=== Exercise instructions ===
Pull out every line below that contains the word "ОКИСИ".

=== Input rows ===
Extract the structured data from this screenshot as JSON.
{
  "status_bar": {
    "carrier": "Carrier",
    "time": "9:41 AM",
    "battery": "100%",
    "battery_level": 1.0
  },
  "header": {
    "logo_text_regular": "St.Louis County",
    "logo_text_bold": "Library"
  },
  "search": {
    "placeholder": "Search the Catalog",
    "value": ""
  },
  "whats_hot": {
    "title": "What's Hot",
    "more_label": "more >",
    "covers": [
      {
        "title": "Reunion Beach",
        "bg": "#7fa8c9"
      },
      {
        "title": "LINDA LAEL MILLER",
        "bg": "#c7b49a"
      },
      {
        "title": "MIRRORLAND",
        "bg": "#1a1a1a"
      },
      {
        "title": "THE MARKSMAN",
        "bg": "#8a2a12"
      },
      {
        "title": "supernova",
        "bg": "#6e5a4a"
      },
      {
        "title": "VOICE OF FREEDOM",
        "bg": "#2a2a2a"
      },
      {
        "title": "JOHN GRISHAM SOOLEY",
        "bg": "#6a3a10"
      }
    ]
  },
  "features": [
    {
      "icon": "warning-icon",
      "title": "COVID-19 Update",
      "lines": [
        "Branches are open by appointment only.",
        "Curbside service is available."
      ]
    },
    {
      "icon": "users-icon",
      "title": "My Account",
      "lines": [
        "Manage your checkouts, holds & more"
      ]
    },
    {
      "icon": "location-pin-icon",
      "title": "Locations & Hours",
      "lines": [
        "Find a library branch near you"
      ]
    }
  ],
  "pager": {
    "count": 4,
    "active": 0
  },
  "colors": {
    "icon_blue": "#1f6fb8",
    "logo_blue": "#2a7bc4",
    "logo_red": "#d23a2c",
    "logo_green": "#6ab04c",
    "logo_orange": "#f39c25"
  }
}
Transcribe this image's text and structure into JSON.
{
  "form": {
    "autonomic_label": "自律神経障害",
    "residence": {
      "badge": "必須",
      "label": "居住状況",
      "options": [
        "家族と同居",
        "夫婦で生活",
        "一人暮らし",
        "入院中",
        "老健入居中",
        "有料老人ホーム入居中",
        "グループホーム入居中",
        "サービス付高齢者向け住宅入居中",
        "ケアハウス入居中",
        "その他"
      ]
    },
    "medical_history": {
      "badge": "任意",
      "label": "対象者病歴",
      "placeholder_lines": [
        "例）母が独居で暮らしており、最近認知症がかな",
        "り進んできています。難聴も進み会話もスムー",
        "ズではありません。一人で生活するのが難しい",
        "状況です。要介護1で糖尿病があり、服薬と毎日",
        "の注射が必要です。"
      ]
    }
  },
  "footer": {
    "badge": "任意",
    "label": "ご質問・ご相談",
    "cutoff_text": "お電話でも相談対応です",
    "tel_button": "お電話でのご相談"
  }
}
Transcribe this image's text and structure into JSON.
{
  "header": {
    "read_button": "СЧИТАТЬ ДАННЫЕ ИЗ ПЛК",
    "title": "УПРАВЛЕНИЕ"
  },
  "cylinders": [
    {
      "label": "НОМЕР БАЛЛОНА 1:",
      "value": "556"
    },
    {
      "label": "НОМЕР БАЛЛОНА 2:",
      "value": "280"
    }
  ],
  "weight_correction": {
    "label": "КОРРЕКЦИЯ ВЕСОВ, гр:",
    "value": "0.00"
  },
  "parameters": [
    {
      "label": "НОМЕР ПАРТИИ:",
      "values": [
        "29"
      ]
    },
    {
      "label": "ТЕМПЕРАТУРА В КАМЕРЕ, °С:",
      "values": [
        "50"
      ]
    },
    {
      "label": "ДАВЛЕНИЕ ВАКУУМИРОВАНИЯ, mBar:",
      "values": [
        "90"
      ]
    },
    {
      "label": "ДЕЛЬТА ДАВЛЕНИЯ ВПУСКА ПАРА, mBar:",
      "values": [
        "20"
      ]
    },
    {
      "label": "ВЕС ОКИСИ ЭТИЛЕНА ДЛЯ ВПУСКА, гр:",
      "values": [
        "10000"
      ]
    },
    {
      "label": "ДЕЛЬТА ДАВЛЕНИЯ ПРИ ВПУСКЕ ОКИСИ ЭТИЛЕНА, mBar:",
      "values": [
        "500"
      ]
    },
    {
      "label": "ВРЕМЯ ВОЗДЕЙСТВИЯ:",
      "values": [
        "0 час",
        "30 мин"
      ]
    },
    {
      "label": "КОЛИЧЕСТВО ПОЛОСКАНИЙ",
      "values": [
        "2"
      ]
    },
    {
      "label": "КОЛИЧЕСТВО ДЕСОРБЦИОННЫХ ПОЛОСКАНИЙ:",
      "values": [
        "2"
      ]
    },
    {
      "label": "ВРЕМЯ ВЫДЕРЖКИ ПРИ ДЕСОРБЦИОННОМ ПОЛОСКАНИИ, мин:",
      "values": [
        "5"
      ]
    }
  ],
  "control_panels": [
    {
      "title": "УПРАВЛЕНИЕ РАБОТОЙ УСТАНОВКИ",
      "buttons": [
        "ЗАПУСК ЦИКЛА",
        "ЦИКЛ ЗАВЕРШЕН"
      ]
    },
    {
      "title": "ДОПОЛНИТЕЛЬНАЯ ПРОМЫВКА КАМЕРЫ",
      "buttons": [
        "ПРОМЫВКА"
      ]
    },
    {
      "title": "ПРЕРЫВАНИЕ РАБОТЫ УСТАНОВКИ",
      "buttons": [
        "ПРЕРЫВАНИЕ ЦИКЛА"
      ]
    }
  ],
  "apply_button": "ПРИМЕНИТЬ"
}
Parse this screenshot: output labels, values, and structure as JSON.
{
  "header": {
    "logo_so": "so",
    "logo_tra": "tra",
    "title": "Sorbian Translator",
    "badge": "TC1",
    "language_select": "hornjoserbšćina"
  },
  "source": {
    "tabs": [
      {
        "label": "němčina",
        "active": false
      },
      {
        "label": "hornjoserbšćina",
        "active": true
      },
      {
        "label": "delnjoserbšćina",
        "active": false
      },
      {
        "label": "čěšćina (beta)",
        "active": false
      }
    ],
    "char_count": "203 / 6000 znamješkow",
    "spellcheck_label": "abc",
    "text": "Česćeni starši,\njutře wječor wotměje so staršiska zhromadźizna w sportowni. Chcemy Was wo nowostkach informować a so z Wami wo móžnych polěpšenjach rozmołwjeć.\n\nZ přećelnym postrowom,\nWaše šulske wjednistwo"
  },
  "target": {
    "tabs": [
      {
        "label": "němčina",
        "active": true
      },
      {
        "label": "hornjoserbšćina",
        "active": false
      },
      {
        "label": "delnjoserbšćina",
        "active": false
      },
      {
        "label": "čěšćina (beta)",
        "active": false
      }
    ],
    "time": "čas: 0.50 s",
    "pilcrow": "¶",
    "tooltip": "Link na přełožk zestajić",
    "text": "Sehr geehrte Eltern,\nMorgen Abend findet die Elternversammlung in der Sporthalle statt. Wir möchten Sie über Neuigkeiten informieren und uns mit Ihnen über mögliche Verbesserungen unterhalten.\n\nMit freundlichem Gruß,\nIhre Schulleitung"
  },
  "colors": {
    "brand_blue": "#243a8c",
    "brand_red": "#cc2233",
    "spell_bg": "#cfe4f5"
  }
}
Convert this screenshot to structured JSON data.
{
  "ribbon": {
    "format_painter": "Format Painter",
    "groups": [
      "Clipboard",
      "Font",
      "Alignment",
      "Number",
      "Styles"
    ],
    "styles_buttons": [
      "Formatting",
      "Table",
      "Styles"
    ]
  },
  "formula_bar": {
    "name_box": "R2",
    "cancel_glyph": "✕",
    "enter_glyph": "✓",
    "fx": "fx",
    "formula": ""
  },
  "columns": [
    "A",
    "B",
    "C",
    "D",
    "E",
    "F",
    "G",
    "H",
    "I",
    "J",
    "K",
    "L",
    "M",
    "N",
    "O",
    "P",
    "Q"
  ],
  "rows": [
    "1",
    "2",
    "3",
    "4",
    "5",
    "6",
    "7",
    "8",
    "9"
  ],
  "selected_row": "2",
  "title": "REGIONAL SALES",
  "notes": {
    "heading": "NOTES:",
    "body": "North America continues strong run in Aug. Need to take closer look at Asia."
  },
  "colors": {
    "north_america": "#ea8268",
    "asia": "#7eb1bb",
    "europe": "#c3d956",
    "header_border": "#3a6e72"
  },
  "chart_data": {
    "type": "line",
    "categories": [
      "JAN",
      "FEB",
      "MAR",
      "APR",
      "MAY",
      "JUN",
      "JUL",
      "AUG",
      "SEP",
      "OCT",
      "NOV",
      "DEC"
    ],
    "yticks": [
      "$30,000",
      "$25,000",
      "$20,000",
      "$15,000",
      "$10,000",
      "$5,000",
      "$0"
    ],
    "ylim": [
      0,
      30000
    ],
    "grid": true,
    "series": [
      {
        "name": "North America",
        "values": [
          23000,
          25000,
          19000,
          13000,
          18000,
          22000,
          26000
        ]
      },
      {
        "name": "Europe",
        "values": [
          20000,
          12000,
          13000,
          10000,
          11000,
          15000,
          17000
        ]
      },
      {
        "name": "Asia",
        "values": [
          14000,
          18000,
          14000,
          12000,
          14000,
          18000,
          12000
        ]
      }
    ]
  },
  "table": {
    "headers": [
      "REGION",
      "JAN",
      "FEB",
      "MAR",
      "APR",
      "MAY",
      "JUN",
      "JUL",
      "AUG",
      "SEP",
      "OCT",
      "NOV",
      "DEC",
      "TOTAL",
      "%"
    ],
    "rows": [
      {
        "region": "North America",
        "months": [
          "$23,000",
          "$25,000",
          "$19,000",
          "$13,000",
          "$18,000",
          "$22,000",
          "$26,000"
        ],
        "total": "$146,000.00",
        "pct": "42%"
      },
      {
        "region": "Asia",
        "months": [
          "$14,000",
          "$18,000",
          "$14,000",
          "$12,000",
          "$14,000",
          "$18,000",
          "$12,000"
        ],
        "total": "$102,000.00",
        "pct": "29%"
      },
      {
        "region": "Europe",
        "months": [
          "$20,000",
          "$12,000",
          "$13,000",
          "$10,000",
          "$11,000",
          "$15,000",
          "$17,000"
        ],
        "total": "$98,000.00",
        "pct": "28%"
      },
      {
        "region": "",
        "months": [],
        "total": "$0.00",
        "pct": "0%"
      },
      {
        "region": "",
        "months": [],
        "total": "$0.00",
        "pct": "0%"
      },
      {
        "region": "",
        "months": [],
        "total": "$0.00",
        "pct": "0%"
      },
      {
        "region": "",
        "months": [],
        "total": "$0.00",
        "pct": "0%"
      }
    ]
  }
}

=== Exercise answer ===
      "label": "ВЕС ОКИСИ ЭТИЛЕНА ДЛЯ ВПУСКА, гр:",
      "label": "ДЕЛЬТА ДАВЛЕНИЯ ПРИ ВПУСКЕ ОКИСИ ЭТИЛЕНА, mBar:",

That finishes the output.